_Dataset records_

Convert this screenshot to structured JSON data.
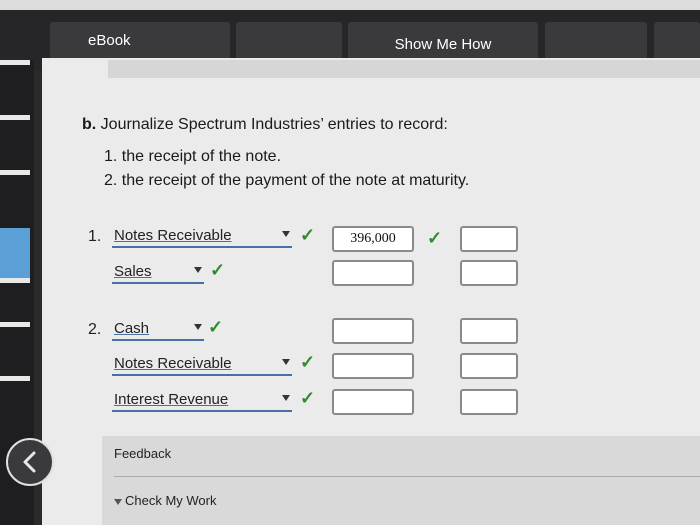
{
  "toolbar": {
    "ebook_label": "eBook",
    "show_me_how_label": "Show Me How"
  },
  "question": {
    "part": "b.",
    "title": "Journalize Spectrum Industries’ entries to record:",
    "items": [
      "1. the receipt of the note.",
      "2. the receipt of the payment of the note at maturity."
    ]
  },
  "entries": {
    "entry1": {
      "number": "1.",
      "debit_account": "Notes Receivable",
      "credit_account": "Sales",
      "debit_amount": "396,000",
      "credit_amount_1": "",
      "credit_amount_2": ""
    },
    "entry2": {
      "number": "2.",
      "debit_account": "Cash",
      "credit_account_1": "Notes Receivable",
      "credit_account_2": "Interest Revenue"
    }
  },
  "feedback": {
    "label": "Feedback",
    "check_my_work": "Check My Work"
  },
  "colors": {
    "check": "#2e8b2e",
    "select_underline": "#4a6fa5"
  }
}
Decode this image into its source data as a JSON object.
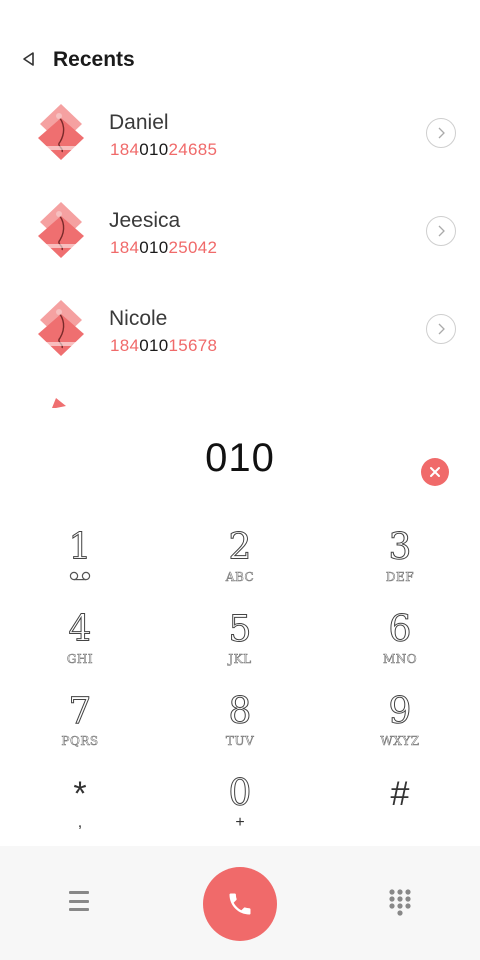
{
  "header": {
    "title": "Recents",
    "back_icon": "back-triangle-icon"
  },
  "recents": [
    {
      "name": "Daniel",
      "number_prefix": "184",
      "number_match": "010",
      "number_suffix": "24685"
    },
    {
      "name": "Jeesica",
      "number_prefix": "184",
      "number_match": "010",
      "number_suffix": "25042"
    },
    {
      "name": "Nicole",
      "number_prefix": "184",
      "number_match": "010",
      "number_suffix": "15678"
    }
  ],
  "dial": {
    "entered": "010"
  },
  "keypad": [
    {
      "digit": "1",
      "letters": ""
    },
    {
      "digit": "2",
      "letters": "ABC"
    },
    {
      "digit": "3",
      "letters": "DEF"
    },
    {
      "digit": "4",
      "letters": "GHI"
    },
    {
      "digit": "5",
      "letters": "JKL"
    },
    {
      "digit": "6",
      "letters": "MNO"
    },
    {
      "digit": "7",
      "letters": "PQRS"
    },
    {
      "digit": "8",
      "letters": "TUV"
    },
    {
      "digit": "9",
      "letters": "WXYZ"
    },
    {
      "digit": "*",
      "letters": ","
    },
    {
      "digit": "0",
      "letters": "+"
    },
    {
      "digit": "#",
      "letters": ""
    }
  ],
  "colors": {
    "accent": "#f06a6a",
    "bottom_bar": "#f7f7f7"
  }
}
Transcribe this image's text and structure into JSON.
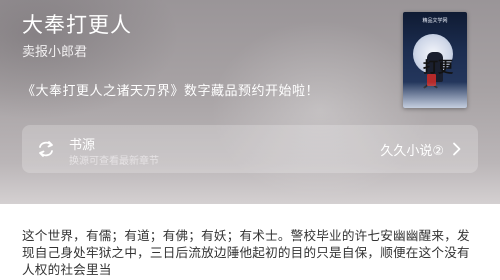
{
  "book": {
    "title": "大奉打更人",
    "author": "卖报小郎君",
    "announcement": "《大奉打更人之诸天万界》数字藏品预约开始啦！"
  },
  "cover": {
    "publisher_text": "精品文学网",
    "title_text": "打更人"
  },
  "source": {
    "label": "书源",
    "hint": "换源可查看最新章节",
    "value": "久久小说②",
    "icon": "swap-icon",
    "chevron_icon": "chevron-right-icon"
  },
  "intro": {
    "text": "这个世界，有儒；有道；有佛；有妖；有术士。警校毕业的许七安幽幽醒来，发现自己身处牢狱之中，三日后流放边陲他起初的目的只是自保，顺便在这个没有人权的社会里当"
  },
  "colors": {
    "hero_bg": "#a8a3a5",
    "text_light": "#ffffff",
    "intro_text": "#333333"
  }
}
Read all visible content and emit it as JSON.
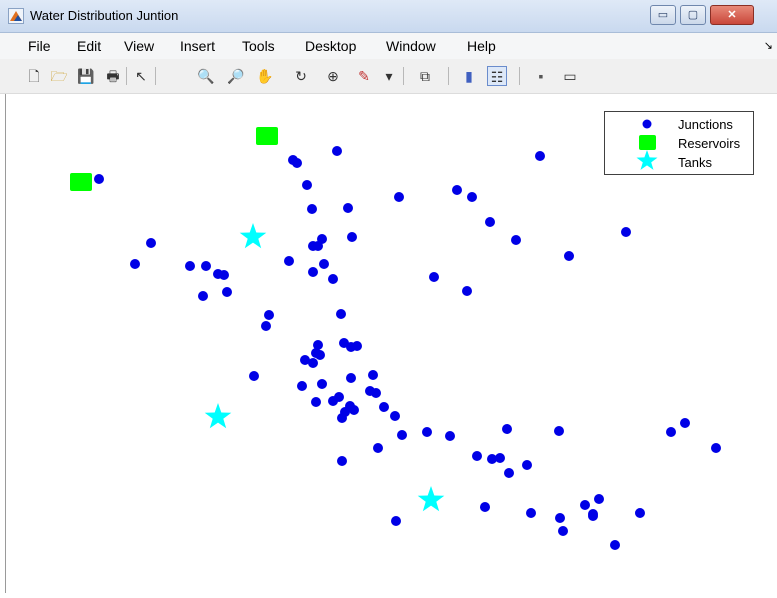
{
  "window": {
    "title": "Water Distribution Juntion",
    "minimize_glyph": "▭",
    "maximize_glyph": "▢",
    "close_glyph": "✕"
  },
  "menu": {
    "items": [
      "File",
      "Edit",
      "View",
      "Insert",
      "Tools",
      "Desktop",
      "Window",
      "Help"
    ],
    "overflow_glyph": "↘"
  },
  "toolbar": {
    "icons": [
      "new-figure-icon",
      "open-file-icon",
      "save-icon",
      "print-icon",
      "pointer-icon",
      "zoom-in-icon",
      "zoom-out-icon",
      "pan-hand-icon",
      "rotate-3d-icon",
      "data-cursor-icon",
      "brush-icon",
      "brush-dropdown-icon",
      "link-plot-icon",
      "colorbar-icon",
      "legend-icon",
      "hide-plot-tools-icon",
      "show-plot-tools-icon"
    ],
    "glyphs": [
      "🗋",
      "🗁",
      "💾",
      "🖶",
      "↖",
      "🔍",
      "🔎",
      "✋",
      "↻",
      "⊕",
      "✎",
      "▾",
      "⧉",
      "▮",
      "☷",
      "▪",
      "▭"
    ]
  },
  "colors": {
    "junction": "#0000e6",
    "reservoir": "#00ff00",
    "tank": "#00ffff"
  },
  "chart_data": {
    "type": "scatter",
    "title": "",
    "xlabel": "",
    "ylabel": "",
    "grid": false,
    "axes_visible": false,
    "legend_position": "top-right",
    "xlim": [
      0,
      772
    ],
    "ylim": [
      0,
      499
    ],
    "series": [
      {
        "name": "Junctions",
        "marker": "circle",
        "color": "#0000e6",
        "points": [
          [
            93,
            85
          ],
          [
            291,
            69
          ],
          [
            287,
            66
          ],
          [
            331,
            57
          ],
          [
            534,
            62
          ],
          [
            301,
            91
          ],
          [
            342,
            114
          ],
          [
            306,
            115
          ],
          [
            393,
            103
          ],
          [
            451,
            96
          ],
          [
            466,
            103
          ],
          [
            484,
            128
          ],
          [
            316,
            145
          ],
          [
            312,
            152
          ],
          [
            307,
            152
          ],
          [
            346,
            143
          ],
          [
            510,
            146
          ],
          [
            145,
            149
          ],
          [
            129,
            170
          ],
          [
            620,
            138
          ],
          [
            563,
            162
          ],
          [
            283,
            167
          ],
          [
            318,
            170
          ],
          [
            307,
            178
          ],
          [
            327,
            185
          ],
          [
            184,
            172
          ],
          [
            200,
            172
          ],
          [
            212,
            180
          ],
          [
            218,
            181
          ],
          [
            428,
            183
          ],
          [
            461,
            197
          ],
          [
            197,
            202
          ],
          [
            221,
            198
          ],
          [
            263,
            221
          ],
          [
            335,
            220
          ],
          [
            260,
            232
          ],
          [
            338,
            249
          ],
          [
            345,
            253
          ],
          [
            351,
            252
          ],
          [
            312,
            251
          ],
          [
            310,
            259
          ],
          [
            299,
            266
          ],
          [
            314,
            261
          ],
          [
            307,
            269
          ],
          [
            248,
            282
          ],
          [
            345,
            284
          ],
          [
            367,
            281
          ],
          [
            296,
            292
          ],
          [
            316,
            290
          ],
          [
            327,
            307
          ],
          [
            333,
            303
          ],
          [
            364,
            297
          ],
          [
            370,
            299
          ],
          [
            344,
            312
          ],
          [
            339,
            318
          ],
          [
            378,
            313
          ],
          [
            310,
            308
          ],
          [
            336,
            324
          ],
          [
            348,
            316
          ],
          [
            389,
            322
          ],
          [
            396,
            341
          ],
          [
            421,
            338
          ],
          [
            444,
            342
          ],
          [
            501,
            335
          ],
          [
            553,
            337
          ],
          [
            372,
            354
          ],
          [
            471,
            362
          ],
          [
            486,
            365
          ],
          [
            494,
            364
          ],
          [
            503,
            379
          ],
          [
            521,
            371
          ],
          [
            665,
            338
          ],
          [
            679,
            329
          ],
          [
            710,
            354
          ],
          [
            336,
            367
          ],
          [
            479,
            413
          ],
          [
            525,
            419
          ],
          [
            554,
            424
          ],
          [
            557,
            437
          ],
          [
            579,
            411
          ],
          [
            587,
            420
          ],
          [
            587,
            422
          ],
          [
            593,
            405
          ],
          [
            634,
            419
          ],
          [
            609,
            451
          ],
          [
            390,
            427
          ]
        ]
      },
      {
        "name": "Reservoirs",
        "marker": "square",
        "color": "#00ff00",
        "points": [
          [
            261,
            42
          ],
          [
            75,
            88
          ]
        ]
      },
      {
        "name": "Tanks",
        "marker": "star",
        "color": "#00ffff",
        "points": [
          [
            247,
            143
          ],
          [
            212,
            323
          ],
          [
            425,
            406
          ]
        ]
      }
    ]
  }
}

_Task details_
Give only the number of lines in the entries that contain "letters".

_Output below_
12